• [Description of the task]: Transcribe the data that follows precisely, omitting nothing.

• [Dataset rows]:
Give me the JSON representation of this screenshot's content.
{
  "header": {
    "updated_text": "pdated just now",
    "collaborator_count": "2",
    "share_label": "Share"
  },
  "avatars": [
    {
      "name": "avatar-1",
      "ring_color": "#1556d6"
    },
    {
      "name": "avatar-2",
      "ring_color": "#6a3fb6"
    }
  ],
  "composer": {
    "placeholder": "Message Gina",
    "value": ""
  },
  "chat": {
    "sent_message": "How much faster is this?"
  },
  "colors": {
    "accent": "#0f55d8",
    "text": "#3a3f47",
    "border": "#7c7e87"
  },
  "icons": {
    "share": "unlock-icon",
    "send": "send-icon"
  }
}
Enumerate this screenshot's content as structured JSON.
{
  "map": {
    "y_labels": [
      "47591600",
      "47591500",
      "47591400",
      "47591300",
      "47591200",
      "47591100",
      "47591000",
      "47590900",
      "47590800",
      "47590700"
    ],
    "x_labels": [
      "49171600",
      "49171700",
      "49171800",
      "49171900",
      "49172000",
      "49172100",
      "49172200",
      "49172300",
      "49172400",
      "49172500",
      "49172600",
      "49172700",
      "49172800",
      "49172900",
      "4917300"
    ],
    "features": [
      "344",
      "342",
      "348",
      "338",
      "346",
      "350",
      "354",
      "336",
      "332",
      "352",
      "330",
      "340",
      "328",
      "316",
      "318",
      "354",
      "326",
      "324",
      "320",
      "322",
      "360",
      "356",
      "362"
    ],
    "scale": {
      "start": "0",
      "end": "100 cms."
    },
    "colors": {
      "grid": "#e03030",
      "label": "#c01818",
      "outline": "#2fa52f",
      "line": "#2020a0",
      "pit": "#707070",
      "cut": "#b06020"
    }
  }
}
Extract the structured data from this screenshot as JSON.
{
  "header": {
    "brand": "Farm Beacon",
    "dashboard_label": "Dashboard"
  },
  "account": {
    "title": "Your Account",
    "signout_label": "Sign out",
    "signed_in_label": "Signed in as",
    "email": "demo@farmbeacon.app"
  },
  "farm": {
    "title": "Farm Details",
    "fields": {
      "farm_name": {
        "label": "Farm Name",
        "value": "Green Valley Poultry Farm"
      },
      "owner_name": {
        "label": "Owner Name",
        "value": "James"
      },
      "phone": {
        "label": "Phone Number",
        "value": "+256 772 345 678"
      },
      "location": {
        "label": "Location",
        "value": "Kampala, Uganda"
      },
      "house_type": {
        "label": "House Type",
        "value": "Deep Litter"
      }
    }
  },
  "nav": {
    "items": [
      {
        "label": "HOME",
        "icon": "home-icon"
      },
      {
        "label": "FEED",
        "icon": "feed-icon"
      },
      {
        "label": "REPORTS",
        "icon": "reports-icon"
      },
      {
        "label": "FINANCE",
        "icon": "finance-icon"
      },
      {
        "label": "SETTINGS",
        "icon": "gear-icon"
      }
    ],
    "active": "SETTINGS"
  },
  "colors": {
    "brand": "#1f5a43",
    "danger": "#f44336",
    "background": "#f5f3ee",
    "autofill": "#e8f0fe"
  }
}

• [Answer in full]:
Give me the JSON representation of this screenshot's content.
{
  "header": {
    "updated_text": "pdated just now",
    "collaborator_count": "2",
    "share_label": "Share"
  },
  "avatars": [
    {
      "name": "avatar-1",
      "ring_color": "#1556d6"
    },
    {
      "name": "avatar-2",
      "ring_color": "#6a3fb6"
    }
  ],
  "composer": {
    "placeholder": "Message Gina",
    "value": ""
  },
  "chat": {
    "sent_message": "How much faster is this?"
  },
  "colors": {
    "accent": "#0f55d8",
    "text": "#3a3f47",
    "border": "#7c7e87"
  },
  "icons": {
    "share": "unlock-icon",
    "send": "send-icon"
  }
}
Enumerate this screenshot's content as structured JSON.
{
  "map": {
    "y_labels": [
      "47591600",
      "47591500",
      "47591400",
      "47591300",
      "47591200",
      "47591100",
      "47591000",
      "47590900",
      "47590800",
      "47590700"
    ],
    "x_labels": [
      "49171600",
      "49171700",
      "49171800",
      "49171900",
      "49172000",
      "49172100",
      "49172200",
      "49172300",
      "49172400",
      "49172500",
      "49172600",
      "49172700",
      "49172800",
      "49172900",
      "4917300"
    ],
    "features": [
      "344",
      "342",
      "348",
      "338",
      "346",
      "350",
      "354",
      "336",
      "332",
      "352",
      "330",
      "340",
      "328",
      "316",
      "318",
      "354",
      "326",
      "324",
      "320",
      "322",
      "360",
      "356",
      "362"
    ],
    "scale": {
      "start": "0",
      "end": "100 cms."
    },
    "colors": {
      "grid": "#e03030",
      "label": "#c01818",
      "outline": "#2fa52f",
      "line": "#2020a0",
      "pit": "#707070",
      "cut": "#b06020"
    }
  }
}
Extract the structured data from this screenshot as JSON.
{
  "header": {
    "brand": "Farm Beacon",
    "dashboard_label": "Dashboard"
  },
  "account": {
    "title": "Your Account",
    "signout_label": "Sign out",
    "signed_in_label": "Signed in as",
    "email": "demo@farmbeacon.app"
  },
  "farm": {
    "title": "Farm Details",
    "fields": {
      "farm_name": {
        "label": "Farm Name",
        "value": "Green Valley Poultry Farm"
      },
      "owner_name": {
        "label": "Owner Name",
        "value": "James"
      },
      "phone": {
        "label": "Phone Number",
        "value": "+256 772 345 678"
      },
      "location": {
        "label": "Location",
        "value": "Kampala, Uganda"
      },
      "house_type": {
        "label": "House Type",
        "value": "Deep Litter"
      }
    }
  },
  "nav": {
    "items": [
      {
        "label": "HOME",
        "icon": "home-icon"
      },
      {
        "label": "FEED",
        "icon": "feed-icon"
      },
      {
        "label": "REPORTS",
        "icon": "reports-icon"
      },
      {
        "label": "FINANCE",
        "icon": "finance-icon"
      },
      {
        "label": "SETTINGS",
        "icon": "gear-icon"
      }
    ],
    "active": "SETTINGS"
  },
  "colors": {
    "brand": "#1f5a43",
    "danger": "#f44336",
    "background": "#f5f3ee",
    "autofill": "#e8f0fe"
  }
}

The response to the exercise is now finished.